## start RECORDS SHOWN
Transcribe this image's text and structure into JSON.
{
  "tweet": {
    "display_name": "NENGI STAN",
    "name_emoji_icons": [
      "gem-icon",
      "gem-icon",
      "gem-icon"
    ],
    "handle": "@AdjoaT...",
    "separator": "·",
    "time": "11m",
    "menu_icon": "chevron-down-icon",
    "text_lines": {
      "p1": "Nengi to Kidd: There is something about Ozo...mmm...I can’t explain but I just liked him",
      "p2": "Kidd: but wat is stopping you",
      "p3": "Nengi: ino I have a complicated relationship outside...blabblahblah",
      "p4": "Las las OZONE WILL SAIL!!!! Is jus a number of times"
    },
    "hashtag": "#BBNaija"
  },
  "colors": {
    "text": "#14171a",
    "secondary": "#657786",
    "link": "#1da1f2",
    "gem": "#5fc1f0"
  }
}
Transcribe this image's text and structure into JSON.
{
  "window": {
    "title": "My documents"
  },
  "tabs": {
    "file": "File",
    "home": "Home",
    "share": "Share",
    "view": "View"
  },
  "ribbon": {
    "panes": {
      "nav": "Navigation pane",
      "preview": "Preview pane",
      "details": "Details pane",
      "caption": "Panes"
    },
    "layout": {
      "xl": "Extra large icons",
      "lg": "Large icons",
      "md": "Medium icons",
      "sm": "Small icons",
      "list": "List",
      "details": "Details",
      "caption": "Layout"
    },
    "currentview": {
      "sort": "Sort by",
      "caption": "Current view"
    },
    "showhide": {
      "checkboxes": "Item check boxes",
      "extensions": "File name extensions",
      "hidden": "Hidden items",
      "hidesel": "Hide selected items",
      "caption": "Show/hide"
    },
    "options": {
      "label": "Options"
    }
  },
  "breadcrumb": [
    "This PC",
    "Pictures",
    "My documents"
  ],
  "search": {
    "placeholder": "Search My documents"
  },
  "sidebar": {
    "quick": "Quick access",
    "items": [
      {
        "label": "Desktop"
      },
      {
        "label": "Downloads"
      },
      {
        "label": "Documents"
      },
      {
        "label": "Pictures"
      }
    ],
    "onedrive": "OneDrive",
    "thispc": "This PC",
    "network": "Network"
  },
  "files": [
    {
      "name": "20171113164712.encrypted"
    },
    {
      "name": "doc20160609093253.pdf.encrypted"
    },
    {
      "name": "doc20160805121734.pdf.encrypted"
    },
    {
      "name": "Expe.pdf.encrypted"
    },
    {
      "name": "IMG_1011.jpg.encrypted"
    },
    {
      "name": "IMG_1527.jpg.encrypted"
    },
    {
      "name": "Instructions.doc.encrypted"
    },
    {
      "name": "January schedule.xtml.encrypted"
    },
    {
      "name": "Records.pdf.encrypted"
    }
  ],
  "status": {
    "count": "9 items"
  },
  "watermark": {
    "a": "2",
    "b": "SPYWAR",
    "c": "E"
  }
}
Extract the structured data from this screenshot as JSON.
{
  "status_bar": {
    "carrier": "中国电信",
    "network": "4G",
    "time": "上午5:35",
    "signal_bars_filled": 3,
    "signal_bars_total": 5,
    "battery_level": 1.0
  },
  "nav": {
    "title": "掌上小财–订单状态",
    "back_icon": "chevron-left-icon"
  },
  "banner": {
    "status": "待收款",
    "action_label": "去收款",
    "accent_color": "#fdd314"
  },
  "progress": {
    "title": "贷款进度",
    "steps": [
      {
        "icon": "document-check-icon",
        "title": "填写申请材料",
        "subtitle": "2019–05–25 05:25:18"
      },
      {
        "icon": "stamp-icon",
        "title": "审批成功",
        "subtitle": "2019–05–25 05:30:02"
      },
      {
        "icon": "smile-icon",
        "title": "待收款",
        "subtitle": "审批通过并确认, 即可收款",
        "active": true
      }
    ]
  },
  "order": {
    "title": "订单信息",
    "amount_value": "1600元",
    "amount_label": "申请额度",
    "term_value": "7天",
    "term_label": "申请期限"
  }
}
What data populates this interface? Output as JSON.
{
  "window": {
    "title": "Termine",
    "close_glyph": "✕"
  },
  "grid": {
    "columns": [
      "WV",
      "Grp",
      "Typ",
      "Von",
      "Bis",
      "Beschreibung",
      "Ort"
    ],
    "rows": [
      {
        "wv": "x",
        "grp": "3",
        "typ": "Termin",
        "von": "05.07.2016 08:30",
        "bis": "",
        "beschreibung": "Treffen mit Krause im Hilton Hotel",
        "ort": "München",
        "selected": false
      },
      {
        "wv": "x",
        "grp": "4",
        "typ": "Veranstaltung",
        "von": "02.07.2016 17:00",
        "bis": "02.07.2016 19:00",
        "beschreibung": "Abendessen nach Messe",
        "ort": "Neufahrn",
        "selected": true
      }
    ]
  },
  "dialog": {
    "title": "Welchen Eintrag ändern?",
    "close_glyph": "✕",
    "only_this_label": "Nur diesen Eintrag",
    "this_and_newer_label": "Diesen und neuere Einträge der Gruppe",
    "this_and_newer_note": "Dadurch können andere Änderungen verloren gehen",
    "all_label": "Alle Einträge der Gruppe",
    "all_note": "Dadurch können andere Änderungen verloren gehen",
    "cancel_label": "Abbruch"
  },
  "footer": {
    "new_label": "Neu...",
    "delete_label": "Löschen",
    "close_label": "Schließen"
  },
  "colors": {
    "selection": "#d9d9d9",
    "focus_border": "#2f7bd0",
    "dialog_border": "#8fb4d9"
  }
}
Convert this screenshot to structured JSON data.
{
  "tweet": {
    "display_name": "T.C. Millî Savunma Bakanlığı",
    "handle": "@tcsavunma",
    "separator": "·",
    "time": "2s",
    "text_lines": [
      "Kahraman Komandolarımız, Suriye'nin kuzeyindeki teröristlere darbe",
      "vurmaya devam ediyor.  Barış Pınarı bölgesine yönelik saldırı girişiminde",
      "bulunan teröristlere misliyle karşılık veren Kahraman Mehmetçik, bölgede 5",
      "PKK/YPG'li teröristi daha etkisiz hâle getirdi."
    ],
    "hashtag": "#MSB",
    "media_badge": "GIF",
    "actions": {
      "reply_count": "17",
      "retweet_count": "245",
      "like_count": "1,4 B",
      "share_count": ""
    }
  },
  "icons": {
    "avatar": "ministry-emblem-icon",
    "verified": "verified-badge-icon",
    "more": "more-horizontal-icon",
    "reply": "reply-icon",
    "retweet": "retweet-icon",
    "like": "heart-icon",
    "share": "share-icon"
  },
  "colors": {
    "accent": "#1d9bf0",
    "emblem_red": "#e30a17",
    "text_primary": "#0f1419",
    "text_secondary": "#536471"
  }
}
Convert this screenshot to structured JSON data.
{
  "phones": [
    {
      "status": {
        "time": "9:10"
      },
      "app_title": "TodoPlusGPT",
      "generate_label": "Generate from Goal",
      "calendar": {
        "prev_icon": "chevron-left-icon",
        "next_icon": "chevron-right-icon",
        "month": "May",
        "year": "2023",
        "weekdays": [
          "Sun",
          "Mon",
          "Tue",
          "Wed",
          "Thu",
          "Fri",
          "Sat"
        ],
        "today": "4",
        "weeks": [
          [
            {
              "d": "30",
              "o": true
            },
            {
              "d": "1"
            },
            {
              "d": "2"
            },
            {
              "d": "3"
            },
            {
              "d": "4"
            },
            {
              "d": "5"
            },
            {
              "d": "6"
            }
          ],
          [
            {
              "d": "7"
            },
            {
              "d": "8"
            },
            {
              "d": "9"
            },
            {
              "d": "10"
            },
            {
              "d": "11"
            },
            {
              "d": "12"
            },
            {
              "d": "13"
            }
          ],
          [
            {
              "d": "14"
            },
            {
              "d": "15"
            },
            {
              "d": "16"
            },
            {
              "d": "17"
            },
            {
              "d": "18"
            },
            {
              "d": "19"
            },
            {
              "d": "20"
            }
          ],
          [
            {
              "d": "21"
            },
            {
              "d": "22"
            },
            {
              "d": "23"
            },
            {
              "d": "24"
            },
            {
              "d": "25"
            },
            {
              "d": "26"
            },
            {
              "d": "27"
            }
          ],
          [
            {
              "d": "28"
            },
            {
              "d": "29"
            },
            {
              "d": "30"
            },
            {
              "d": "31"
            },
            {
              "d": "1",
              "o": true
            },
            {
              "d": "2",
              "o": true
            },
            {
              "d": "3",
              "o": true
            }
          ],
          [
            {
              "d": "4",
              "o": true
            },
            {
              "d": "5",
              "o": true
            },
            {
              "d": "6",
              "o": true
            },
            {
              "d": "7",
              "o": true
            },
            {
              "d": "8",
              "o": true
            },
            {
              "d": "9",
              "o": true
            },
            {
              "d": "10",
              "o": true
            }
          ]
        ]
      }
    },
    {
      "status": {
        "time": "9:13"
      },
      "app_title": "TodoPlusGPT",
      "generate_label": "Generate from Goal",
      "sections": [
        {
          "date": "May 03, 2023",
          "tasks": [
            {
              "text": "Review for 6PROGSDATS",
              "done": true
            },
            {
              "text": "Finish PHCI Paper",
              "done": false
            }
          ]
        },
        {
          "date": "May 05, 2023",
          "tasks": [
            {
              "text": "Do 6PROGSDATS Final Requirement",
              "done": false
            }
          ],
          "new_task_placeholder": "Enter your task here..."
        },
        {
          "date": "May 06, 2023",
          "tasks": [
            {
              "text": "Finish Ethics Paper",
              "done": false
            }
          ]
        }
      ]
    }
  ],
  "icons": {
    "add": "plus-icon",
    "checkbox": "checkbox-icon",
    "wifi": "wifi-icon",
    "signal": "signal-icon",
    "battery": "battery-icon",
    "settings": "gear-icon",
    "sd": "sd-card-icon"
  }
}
## end RECORDS SHOWN
AIM | From the data above, gather every line that includes the word "caption".

EXERCISE RESULT |
      "caption": "Panes"
      "caption": "Layout"
      "caption": "Current view"
      "caption": "Show/hide"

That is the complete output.